Pictures stay out; everything else in the records below is copied exactly.

■ **Structured figure records**:
⟨

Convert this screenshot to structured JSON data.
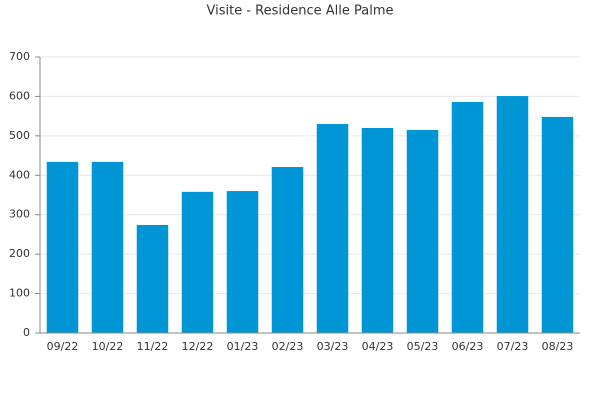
{
  "chart_data": {
    "type": "bar",
    "title": "Visite - Residence Alle Palme",
    "categories": [
      "09/22",
      "10/22",
      "11/22",
      "12/22",
      "01/23",
      "02/23",
      "03/23",
      "04/23",
      "05/23",
      "06/23",
      "07/23",
      "08/23"
    ],
    "values": [
      434,
      434,
      274,
      358,
      360,
      421,
      530,
      520,
      515,
      586,
      601,
      548
    ],
    "color": "#0095d5",
    "ylim": [
      0,
      700
    ],
    "yticks": [
      0,
      100,
      200,
      300,
      400,
      500,
      600,
      700
    ],
    "grid": true
  }
}
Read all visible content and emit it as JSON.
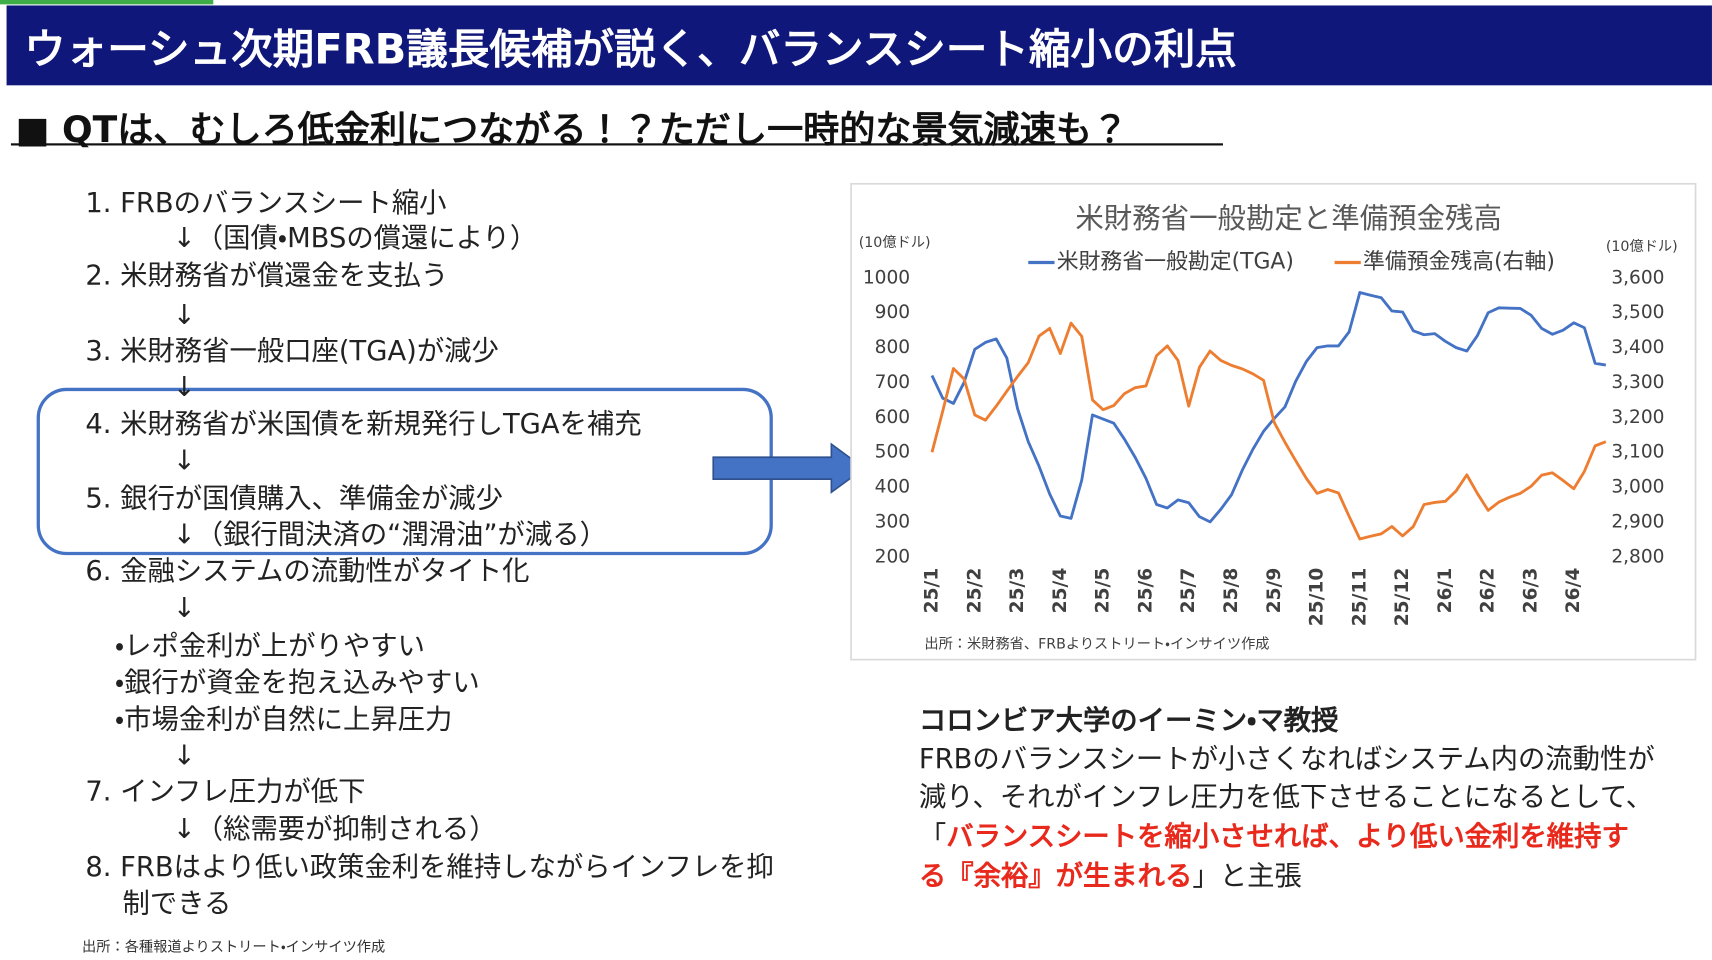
{
  "header": {
    "title": "ウォーシュ次期FRB議長候補が説く、バランスシート縮小の利点"
  },
  "subtitle": "■ QTは、むしろ低金利につながる！？ただし一時的な景気減速も？",
  "steps": [
    "1. FRBのバランスシート縮小",
    "↓（国債・MBSの償還により）",
    "2.  米財務省が償還金を支払う",
    "↓",
    "3.  米財務省一般口座(TGA)が減少",
    "↓",
    "4.  米財務省が米国債を新規発行しTGAを補充",
    "↓",
    "5. 銀行が国債購入、準備金が減少",
    "↓（銀行間決済の“潤滑油”が減る）",
    "6. 金融システムの流動性がタイト化",
    "↓",
    "・レポ金利が上がりやすい",
    "・銀行が資金を抱え込みやすい",
    "・市場金利が自然に上昇圧力",
    "↓",
    "7. インフレ圧力が低下",
    "↓（総需要が抑制される）",
    "8. FRBはより低い政策金利を維持しながらインフレを抑",
    "制できる"
  ],
  "left_source": "出所：各種報道よりストリート・インサイツ作成",
  "chart_data": {
    "type": "line",
    "title": "米財務省一般勘定と準備預金残高",
    "y_unit_label": "(10億ドル)",
    "y2_unit_label": "(10億ドル)",
    "source": "出所：米財務省、FRBよりストリート・インサイツ作成",
    "categories": [
      "25/1",
      null,
      null,
      null,
      "25/2",
      null,
      null,
      null,
      "25/3",
      null,
      null,
      null,
      "25/4",
      null,
      null,
      null,
      "25/5",
      null,
      null,
      null,
      "25/6",
      null,
      null,
      null,
      "25/7",
      null,
      null,
      null,
      "25/8",
      null,
      null,
      null,
      "25/9",
      null,
      null,
      null,
      "25/10",
      null,
      null,
      null,
      "25/11",
      null,
      null,
      null,
      "25/12",
      null,
      null,
      null,
      "26/1",
      null,
      null,
      null,
      "26/2",
      null,
      null,
      null,
      "26/3",
      null,
      null,
      null,
      "26/4",
      null,
      null,
      null
    ],
    "series": [
      {
        "name": "米財務省一般勘定(TGA)",
        "color": "#4472c4",
        "values": [
          720,
          655,
          640,
          700,
          795,
          815,
          825,
          770,
          625,
          530,
          460,
          380,
          317,
          310,
          420,
          607,
          595,
          583,
          537,
          485,
          425,
          350,
          340,
          363,
          355,
          315,
          300,
          336,
          378,
          448,
          508,
          560,
          597,
          630,
          703,
          760,
          800,
          805,
          805,
          845,
          958,
          950,
          943,
          905,
          902,
          848,
          837,
          840,
          818,
          800,
          790,
          835,
          900,
          914,
          913,
          912,
          893,
          855,
          838,
          850,
          871,
          857,
          755,
          750
        ]
      },
      {
        "name": "準備預金残高(右軸)",
        "color": "#ed7d31",
        "axis": "y2",
        "values": [
          3100,
          3218,
          3340,
          3310,
          3207,
          3192,
          3232,
          3275,
          3317,
          3357,
          3433,
          3455,
          3383,
          3470,
          3432,
          3250,
          3222,
          3234,
          3268,
          3285,
          3290,
          3377,
          3405,
          3363,
          3232,
          3343,
          3390,
          3363,
          3349,
          3339,
          3325,
          3306,
          3185,
          3128,
          3076,
          3025,
          2982,
          2993,
          2983,
          2916,
          2851,
          2859,
          2866,
          2887,
          2860,
          2887,
          2950,
          2956,
          2959,
          2989,
          3035,
          2981,
          2933,
          2957,
          2971,
          2982,
          3002,
          3034,
          3041,
          3019,
          2995,
          3045,
          3118,
          3130
        ]
      }
    ],
    "ylim": [
      200,
      1000
    ],
    "yticks": [
      200,
      300,
      400,
      500,
      600,
      700,
      800,
      900,
      1000
    ],
    "y2lim": [
      2800,
      3600
    ],
    "y2ticks": [
      {
        "value": 2800,
        "label": "2,800"
      },
      {
        "value": 2900,
        "label": "2,900"
      },
      {
        "value": 3000,
        "label": "3,000"
      },
      {
        "value": 3100,
        "label": "3,100"
      },
      {
        "value": 3200,
        "label": "3,200"
      },
      {
        "value": 3300,
        "label": "3,300"
      },
      {
        "value": 3400,
        "label": "3,400"
      },
      {
        "value": 3500,
        "label": "3,500"
      },
      {
        "value": 3600,
        "label": "3,600"
      }
    ],
    "grid": false
  },
  "quote": {
    "speaker": "コロンビア大学のイーミン・マ教授",
    "lines": [
      "FRBのバランスシートが小さくなればシステム内の流動性が",
      "減り、それがインフレ圧力を低下させることになるとして、"
    ],
    "open": "「",
    "emphasis": [
      "バランスシートを縮小させれば、より低い金利を維持す",
      "る『余裕』が生まれる"
    ],
    "close": "」と主張"
  }
}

⟩

■ **Answer for this exercise**:
Convert this screenshot to structured JSON data.
{
  "chart_data": {
    "type": "bar",
    "title": "Visite - Residence Alle Palme",
    "categories": [
      "09/22",
      "10/22",
      "11/22",
      "12/22",
      "01/23",
      "02/23",
      "03/23",
      "04/23",
      "05/23",
      "06/23",
      "07/23",
      "08/23"
    ],
    "values": [
      434,
      434,
      274,
      358,
      360,
      421,
      530,
      520,
      515,
      586,
      601,
      548
    ],
    "color": "#0095d5",
    "ylim": [
      0,
      700
    ],
    "yticks": [
      0,
      100,
      200,
      300,
      400,
      500,
      600,
      700
    ],
    "grid": true
  }
}
Read all visible content and emit it as JSON.
{
  "header": {
    "title": "ウォーシュ次期FRB議長候補が説く、バランスシート縮小の利点"
  },
  "subtitle": "■ QTは、むしろ低金利につながる！？ただし一時的な景気減速も？",
  "steps": [
    "1. FRBのバランスシート縮小",
    "↓（国債・MBSの償還により）",
    "2.  米財務省が償還金を支払う",
    "↓",
    "3.  米財務省一般口座(TGA)が減少",
    "↓",
    "4.  米財務省が米国債を新規発行しTGAを補充",
    "↓",
    "5. 銀行が国債購入、準備金が減少",
    "↓（銀行間決済の“潤滑油”が減る）",
    "6. 金融システムの流動性がタイト化",
    "↓",
    "・レポ金利が上がりやすい",
    "・銀行が資金を抱え込みやすい",
    "・市場金利が自然に上昇圧力",
    "↓",
    "7. インフレ圧力が低下",
    "↓（総需要が抑制される）",
    "8. FRBはより低い政策金利を維持しながらインフレを抑",
    "制できる"
  ],
  "left_source": "出所：各種報道よりストリート・インサイツ作成",
  "chart_data": {
    "type": "line",
    "title": "米財務省一般勘定と準備預金残高",
    "y_unit_label": "(10億ドル)",
    "y2_unit_label": "(10億ドル)",
    "source": "出所：米財務省、FRBよりストリート・インサイツ作成",
    "categories": [
      "25/1",
      null,
      null,
      null,
      "25/2",
      null,
      null,
      null,
      "25/3",
      null,
      null,
      null,
      "25/4",
      null,
      null,
      null,
      "25/5",
      null,
      null,
      null,
      "25/6",
      null,
      null,
      null,
      "25/7",
      null,
      null,
      null,
      "25/8",
      null,
      null,
      null,
      "25/9",
      null,
      null,
      null,
      "25/10",
      null,
      null,
      null,
      "25/11",
      null,
      null,
      null,
      "25/12",
      null,
      null,
      null,
      "26/1",
      null,
      null,
      null,
      "26/2",
      null,
      null,
      null,
      "26/3",
      null,
      null,
      null,
      "26/4",
      null,
      null,
      null
    ],
    "series": [
      {
        "name": "米財務省一般勘定(TGA)",
        "color": "#4472c4",
        "values": [
          720,
          655,
          640,
          700,
          795,
          815,
          825,
          770,
          625,
          530,
          460,
          380,
          317,
          310,
          420,
          607,
          595,
          583,
          537,
          485,
          425,
          350,
          340,
          363,
          355,
          315,
          300,
          336,
          378,
          448,
          508,
          560,
          597,
          630,
          703,
          760,
          800,
          805,
          805,
          845,
          958,
          950,
          943,
          905,
          902,
          848,
          837,
          840,
          818,
          800,
          790,
          835,
          900,
          914,
          913,
          912,
          893,
          855,
          838,
          850,
          871,
          857,
          755,
          750
        ]
      },
      {
        "name": "準備預金残高(右軸)",
        "color": "#ed7d31",
        "axis": "y2",
        "values": [
          3100,
          3218,
          3340,
          3310,
          3207,
          3192,
          3232,
          3275,
          3317,
          3357,
          3433,
          3455,
          3383,
          3470,
          3432,
          3250,
          3222,
          3234,
          3268,
          3285,
          3290,
          3377,
          3405,
          3363,
          3232,
          3343,
          3390,
          3363,
          3349,
          3339,
          3325,
          3306,
          3185,
          3128,
          3076,
          3025,
          2982,
          2993,
          2983,
          2916,
          2851,
          2859,
          2866,
          2887,
          2860,
          2887,
          2950,
          2956,
          2959,
          2989,
          3035,
          2981,
          2933,
          2957,
          2971,
          2982,
          3002,
          3034,
          3041,
          3019,
          2995,
          3045,
          3118,
          3130
        ]
      }
    ],
    "ylim": [
      200,
      1000
    ],
    "yticks": [
      200,
      300,
      400,
      500,
      600,
      700,
      800,
      900,
      1000
    ],
    "y2lim": [
      2800,
      3600
    ],
    "y2ticks": [
      {
        "value": 2800,
        "label": "2,800"
      },
      {
        "value": 2900,
        "label": "2,900"
      },
      {
        "value": 3000,
        "label": "3,000"
      },
      {
        "value": 3100,
        "label": "3,100"
      },
      {
        "value": 3200,
        "label": "3,200"
      },
      {
        "value": 3300,
        "label": "3,300"
      },
      {
        "value": 3400,
        "label": "3,400"
      },
      {
        "value": 3500,
        "label": "3,500"
      },
      {
        "value": 3600,
        "label": "3,600"
      }
    ],
    "grid": false
  },
  "quote": {
    "speaker": "コロンビア大学のイーミン・マ教授",
    "lines": [
      "FRBのバランスシートが小さくなればシステム内の流動性が",
      "減り、それがインフレ圧力を低下させることになるとして、"
    ],
    "open": "「",
    "emphasis": [
      "バランスシートを縮小させれば、より低い金利を維持す",
      "る『余裕』が生まれる"
    ],
    "close": "」と主張"
  }
}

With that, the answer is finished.